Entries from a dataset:
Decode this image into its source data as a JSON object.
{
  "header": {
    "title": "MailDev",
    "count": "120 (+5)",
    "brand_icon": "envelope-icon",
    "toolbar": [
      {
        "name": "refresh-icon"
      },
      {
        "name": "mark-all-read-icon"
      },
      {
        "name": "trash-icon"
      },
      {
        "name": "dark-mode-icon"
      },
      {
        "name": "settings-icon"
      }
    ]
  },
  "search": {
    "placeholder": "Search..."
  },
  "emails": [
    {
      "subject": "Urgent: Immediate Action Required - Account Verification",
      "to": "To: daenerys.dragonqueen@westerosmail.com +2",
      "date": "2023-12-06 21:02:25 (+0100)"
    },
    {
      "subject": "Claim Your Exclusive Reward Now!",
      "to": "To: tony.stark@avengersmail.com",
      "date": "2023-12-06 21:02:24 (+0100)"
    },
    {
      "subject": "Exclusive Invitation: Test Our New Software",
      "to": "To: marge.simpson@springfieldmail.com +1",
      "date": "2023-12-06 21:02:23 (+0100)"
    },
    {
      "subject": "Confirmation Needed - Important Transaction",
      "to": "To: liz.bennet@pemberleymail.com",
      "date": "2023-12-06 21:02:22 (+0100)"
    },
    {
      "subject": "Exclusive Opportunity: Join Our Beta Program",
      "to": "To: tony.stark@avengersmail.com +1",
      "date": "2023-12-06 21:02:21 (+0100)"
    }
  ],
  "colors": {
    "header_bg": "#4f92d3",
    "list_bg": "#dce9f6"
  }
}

**Job:**
Identify the lines that hold the word "icon". Copy every one of them.

**Result:**
    "brand_icon": "envelope-icon",
        "name": "refresh-icon"
        "name": "mark-all-read-icon"
        "name": "trash-icon"
        "name": "dark-mode-icon"
        "name": "settings-icon"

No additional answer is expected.